* _Exercise_
Comb through the entries for "view" and pull out each line that holds it.

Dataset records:
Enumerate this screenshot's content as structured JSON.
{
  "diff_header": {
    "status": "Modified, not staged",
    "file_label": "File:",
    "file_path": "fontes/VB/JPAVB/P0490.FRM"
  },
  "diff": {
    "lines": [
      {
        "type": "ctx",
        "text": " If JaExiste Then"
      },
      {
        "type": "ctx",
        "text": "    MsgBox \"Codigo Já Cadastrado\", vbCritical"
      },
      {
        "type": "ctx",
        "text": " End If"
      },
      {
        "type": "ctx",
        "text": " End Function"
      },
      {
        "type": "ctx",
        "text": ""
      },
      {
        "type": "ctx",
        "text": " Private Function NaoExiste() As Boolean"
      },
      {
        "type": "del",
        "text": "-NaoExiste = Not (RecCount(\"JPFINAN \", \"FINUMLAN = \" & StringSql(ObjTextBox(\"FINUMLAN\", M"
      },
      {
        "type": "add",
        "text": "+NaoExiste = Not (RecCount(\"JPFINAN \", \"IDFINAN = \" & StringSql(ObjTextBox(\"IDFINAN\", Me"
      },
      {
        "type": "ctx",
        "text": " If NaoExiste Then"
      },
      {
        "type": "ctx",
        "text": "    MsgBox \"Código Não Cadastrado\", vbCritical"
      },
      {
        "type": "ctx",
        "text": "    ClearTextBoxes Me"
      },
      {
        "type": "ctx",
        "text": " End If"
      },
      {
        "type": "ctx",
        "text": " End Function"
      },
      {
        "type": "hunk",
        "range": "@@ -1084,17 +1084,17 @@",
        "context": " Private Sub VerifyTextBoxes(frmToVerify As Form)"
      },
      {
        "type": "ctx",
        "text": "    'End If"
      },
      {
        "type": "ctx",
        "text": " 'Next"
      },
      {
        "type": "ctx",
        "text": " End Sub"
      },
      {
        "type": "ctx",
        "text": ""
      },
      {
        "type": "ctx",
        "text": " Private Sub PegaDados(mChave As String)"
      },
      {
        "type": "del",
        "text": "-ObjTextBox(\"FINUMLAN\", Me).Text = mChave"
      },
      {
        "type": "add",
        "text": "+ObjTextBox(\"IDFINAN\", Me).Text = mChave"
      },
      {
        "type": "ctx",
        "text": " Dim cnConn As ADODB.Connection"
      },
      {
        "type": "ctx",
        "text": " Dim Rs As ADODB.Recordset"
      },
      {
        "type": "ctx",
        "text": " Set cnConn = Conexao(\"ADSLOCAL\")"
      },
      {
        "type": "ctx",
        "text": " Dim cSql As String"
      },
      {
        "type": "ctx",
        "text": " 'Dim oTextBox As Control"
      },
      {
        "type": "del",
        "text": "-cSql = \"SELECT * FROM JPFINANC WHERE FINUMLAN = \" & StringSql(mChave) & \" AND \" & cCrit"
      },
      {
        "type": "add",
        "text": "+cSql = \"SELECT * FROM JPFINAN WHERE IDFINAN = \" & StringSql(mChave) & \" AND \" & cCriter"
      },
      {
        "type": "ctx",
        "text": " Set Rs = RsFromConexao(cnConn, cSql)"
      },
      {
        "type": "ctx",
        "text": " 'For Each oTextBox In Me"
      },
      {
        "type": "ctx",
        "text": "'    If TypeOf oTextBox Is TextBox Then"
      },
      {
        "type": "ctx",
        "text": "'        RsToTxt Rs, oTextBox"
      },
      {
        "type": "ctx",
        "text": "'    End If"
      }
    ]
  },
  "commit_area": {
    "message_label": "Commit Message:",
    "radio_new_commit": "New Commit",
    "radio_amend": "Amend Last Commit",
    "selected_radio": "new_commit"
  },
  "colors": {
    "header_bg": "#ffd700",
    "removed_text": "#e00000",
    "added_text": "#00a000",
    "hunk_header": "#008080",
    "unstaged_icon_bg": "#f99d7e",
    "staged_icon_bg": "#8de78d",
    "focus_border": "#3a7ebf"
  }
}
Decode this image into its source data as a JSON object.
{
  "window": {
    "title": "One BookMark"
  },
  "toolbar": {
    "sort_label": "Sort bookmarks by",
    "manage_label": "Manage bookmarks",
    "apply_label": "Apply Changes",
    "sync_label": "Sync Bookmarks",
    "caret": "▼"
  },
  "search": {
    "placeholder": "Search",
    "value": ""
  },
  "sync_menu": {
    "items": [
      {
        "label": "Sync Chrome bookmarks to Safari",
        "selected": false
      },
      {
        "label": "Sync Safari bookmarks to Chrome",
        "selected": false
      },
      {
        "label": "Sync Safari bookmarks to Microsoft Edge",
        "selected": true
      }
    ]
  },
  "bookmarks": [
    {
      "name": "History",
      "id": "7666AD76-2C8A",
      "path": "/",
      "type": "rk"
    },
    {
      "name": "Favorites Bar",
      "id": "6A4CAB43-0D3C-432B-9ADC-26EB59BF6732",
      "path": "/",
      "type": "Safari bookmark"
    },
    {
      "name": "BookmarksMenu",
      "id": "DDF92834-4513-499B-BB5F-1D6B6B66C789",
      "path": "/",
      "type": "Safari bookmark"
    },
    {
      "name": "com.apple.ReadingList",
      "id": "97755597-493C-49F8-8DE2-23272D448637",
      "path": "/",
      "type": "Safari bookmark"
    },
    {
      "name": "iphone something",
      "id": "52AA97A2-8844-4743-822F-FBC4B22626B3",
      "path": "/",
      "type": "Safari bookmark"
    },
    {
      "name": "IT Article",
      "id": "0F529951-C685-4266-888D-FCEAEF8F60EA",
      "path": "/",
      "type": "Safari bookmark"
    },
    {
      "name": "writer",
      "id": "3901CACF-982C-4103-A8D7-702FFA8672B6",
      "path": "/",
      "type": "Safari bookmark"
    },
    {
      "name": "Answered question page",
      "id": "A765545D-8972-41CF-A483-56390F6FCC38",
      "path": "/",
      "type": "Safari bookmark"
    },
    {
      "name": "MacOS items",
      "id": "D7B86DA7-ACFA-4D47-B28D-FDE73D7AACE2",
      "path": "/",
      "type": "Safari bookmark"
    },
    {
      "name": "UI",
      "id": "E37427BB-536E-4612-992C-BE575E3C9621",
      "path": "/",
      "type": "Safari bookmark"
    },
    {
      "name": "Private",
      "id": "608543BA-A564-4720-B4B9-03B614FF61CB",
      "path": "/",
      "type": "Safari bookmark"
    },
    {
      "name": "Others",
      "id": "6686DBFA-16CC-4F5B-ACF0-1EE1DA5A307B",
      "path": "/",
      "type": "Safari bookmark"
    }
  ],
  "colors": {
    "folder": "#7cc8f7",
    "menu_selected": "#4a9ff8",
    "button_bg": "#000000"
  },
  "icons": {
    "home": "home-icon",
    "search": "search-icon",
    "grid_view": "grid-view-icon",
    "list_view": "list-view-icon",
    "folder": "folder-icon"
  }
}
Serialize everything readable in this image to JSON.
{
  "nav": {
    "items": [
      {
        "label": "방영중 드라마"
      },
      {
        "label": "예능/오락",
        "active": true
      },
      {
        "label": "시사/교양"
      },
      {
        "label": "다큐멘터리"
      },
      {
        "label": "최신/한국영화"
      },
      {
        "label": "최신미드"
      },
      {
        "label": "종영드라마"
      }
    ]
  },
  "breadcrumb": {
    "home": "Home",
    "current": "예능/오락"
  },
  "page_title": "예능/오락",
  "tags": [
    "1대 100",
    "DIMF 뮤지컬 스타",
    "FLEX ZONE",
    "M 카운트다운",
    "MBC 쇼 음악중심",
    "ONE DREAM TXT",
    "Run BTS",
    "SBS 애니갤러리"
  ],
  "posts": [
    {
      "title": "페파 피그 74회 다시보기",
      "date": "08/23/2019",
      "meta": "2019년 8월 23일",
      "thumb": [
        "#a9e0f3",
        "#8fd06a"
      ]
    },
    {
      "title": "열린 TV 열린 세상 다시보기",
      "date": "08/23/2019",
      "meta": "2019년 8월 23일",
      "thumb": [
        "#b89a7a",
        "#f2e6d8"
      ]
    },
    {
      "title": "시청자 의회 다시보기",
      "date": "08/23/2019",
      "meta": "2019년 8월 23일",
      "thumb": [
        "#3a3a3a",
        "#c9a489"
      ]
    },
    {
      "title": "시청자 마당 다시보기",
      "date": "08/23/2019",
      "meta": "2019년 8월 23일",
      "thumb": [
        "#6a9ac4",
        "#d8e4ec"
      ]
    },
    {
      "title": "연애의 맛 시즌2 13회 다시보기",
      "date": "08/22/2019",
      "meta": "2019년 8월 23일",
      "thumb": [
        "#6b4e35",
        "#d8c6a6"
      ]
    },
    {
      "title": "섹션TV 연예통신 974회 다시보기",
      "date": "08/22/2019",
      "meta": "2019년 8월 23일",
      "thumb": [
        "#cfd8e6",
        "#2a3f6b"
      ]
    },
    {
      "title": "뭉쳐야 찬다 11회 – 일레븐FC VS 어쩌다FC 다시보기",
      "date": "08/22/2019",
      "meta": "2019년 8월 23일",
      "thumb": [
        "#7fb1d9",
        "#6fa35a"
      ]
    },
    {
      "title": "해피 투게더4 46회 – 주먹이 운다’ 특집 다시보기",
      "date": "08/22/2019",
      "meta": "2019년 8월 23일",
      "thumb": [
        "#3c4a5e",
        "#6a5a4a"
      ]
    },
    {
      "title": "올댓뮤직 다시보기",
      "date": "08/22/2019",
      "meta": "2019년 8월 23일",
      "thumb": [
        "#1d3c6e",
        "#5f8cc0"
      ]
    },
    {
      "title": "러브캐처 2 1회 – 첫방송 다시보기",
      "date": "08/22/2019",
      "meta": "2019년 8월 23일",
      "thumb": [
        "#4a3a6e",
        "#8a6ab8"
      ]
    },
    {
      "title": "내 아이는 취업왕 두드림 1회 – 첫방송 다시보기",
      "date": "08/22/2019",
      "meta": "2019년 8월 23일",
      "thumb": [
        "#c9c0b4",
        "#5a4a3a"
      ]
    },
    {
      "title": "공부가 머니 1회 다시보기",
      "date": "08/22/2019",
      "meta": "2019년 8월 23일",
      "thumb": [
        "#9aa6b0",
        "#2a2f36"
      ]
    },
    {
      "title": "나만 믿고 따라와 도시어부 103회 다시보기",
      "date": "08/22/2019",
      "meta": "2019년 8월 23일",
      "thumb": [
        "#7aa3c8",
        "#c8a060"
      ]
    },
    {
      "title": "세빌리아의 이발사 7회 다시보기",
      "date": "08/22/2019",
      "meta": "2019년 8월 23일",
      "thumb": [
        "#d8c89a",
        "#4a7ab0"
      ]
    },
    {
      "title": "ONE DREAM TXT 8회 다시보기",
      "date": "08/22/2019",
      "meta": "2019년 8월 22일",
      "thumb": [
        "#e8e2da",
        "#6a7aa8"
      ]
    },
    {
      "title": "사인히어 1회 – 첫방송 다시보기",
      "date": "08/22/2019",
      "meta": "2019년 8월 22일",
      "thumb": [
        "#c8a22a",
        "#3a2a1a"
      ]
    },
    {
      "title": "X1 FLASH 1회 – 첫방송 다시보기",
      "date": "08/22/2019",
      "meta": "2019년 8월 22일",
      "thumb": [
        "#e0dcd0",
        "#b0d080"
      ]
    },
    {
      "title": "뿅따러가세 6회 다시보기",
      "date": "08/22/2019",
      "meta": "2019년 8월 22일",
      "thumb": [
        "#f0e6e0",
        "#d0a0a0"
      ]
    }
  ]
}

* _Answer to this problem_
    "grid_view": "grid-view-icon",
    "list_view": "list-view-icon",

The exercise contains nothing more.